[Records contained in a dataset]
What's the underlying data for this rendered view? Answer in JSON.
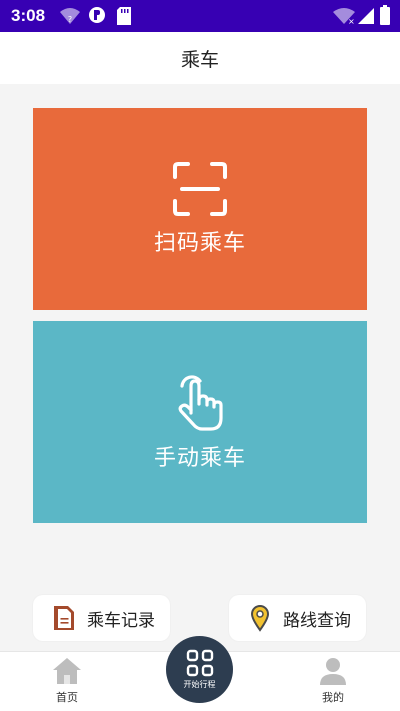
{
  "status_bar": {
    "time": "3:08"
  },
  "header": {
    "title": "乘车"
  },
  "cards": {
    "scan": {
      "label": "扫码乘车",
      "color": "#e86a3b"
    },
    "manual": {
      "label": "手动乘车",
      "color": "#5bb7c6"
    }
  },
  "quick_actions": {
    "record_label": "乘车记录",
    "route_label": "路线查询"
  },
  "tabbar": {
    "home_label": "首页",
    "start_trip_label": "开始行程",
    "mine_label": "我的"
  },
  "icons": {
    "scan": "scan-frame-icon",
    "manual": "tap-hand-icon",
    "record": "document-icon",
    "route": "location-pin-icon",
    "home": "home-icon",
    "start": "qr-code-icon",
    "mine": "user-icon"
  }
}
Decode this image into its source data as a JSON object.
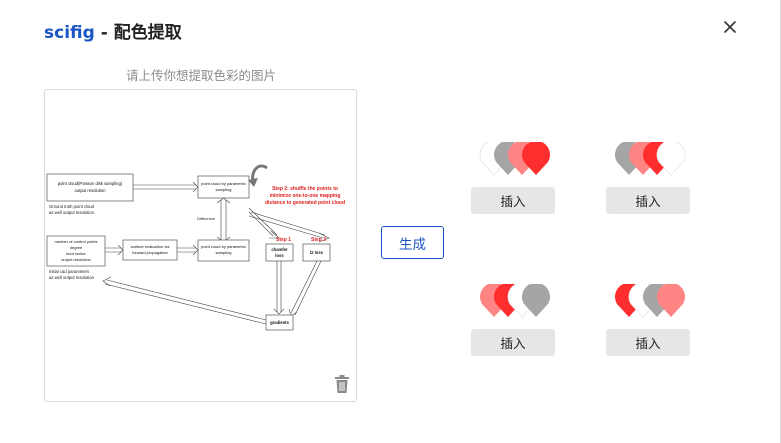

---

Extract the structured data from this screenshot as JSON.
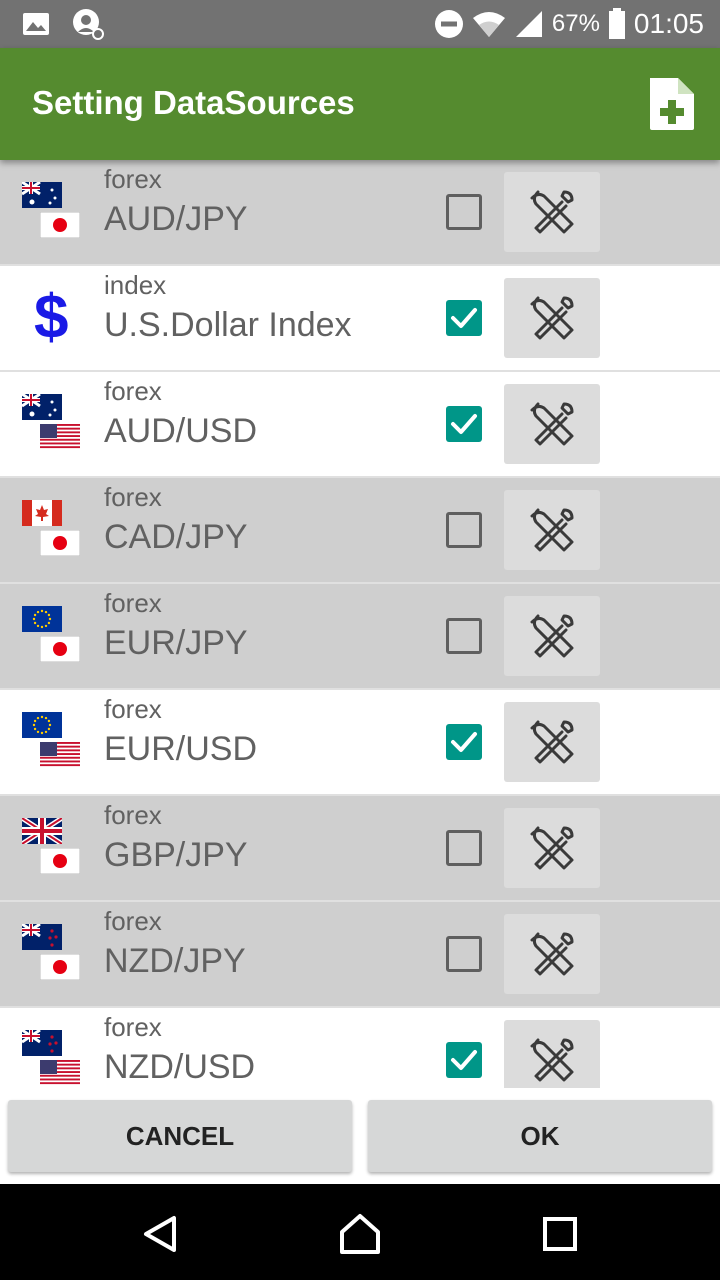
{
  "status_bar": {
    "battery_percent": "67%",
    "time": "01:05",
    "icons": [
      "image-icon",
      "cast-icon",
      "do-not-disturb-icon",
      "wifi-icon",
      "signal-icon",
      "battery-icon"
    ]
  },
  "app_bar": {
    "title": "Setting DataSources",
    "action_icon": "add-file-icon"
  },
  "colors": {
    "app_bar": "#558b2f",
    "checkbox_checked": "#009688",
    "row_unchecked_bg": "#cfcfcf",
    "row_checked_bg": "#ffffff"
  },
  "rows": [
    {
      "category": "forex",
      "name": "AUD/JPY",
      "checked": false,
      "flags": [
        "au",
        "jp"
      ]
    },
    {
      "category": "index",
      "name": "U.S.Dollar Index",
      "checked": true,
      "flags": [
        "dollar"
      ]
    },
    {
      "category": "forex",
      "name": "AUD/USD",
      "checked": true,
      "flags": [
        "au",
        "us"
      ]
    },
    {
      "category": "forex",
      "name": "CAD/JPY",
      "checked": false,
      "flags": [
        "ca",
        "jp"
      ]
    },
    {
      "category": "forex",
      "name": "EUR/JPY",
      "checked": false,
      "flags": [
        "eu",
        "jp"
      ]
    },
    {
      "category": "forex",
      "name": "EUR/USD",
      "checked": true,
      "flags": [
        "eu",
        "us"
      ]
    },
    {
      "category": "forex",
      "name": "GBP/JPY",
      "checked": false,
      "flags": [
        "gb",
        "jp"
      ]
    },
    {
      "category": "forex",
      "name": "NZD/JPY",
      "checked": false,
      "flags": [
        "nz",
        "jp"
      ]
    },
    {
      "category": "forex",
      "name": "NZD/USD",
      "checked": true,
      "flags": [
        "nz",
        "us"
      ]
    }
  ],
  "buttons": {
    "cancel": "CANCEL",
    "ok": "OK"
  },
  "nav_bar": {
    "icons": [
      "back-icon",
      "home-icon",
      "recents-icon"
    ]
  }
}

...

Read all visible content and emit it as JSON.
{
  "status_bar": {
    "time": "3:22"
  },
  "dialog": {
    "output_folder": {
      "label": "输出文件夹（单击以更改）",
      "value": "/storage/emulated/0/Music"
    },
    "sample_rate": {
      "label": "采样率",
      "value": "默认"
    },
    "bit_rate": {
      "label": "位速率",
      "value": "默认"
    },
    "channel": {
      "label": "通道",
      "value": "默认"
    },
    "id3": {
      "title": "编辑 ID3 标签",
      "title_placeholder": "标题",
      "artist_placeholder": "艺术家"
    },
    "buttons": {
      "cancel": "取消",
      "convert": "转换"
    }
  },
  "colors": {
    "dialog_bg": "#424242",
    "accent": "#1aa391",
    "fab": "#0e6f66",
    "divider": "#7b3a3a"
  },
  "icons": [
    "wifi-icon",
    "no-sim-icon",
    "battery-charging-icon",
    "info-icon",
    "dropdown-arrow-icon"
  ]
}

Task description >>
Go up to the line with "What's the underlying" and retype exactly from there through the line with "Decode this image". Leave out pictures.

Completed exercise >>
What's the underlying data for this rendered view? Answer in JSON.
{
  "status_bar": {
    "time": "3:08"
  },
  "header": {
    "title": "乘车"
  },
  "cards": {
    "scan": {
      "label": "扫码乘车",
      "color": "#e86a3b"
    },
    "manual": {
      "label": "手动乘车",
      "color": "#5bb7c6"
    }
  },
  "quick_actions": {
    "record_label": "乘车记录",
    "route_label": "路线查询"
  },
  "tabbar": {
    "home_label": "首页",
    "start_trip_label": "开始行程",
    "mine_label": "我的"
  },
  "icons": {
    "scan": "scan-frame-icon",
    "manual": "tap-hand-icon",
    "record": "document-icon",
    "route": "location-pin-icon",
    "home": "home-icon",
    "start": "qr-code-icon",
    "mine": "user-icon"
  }
}
Decode this image into its source data as a JSON object.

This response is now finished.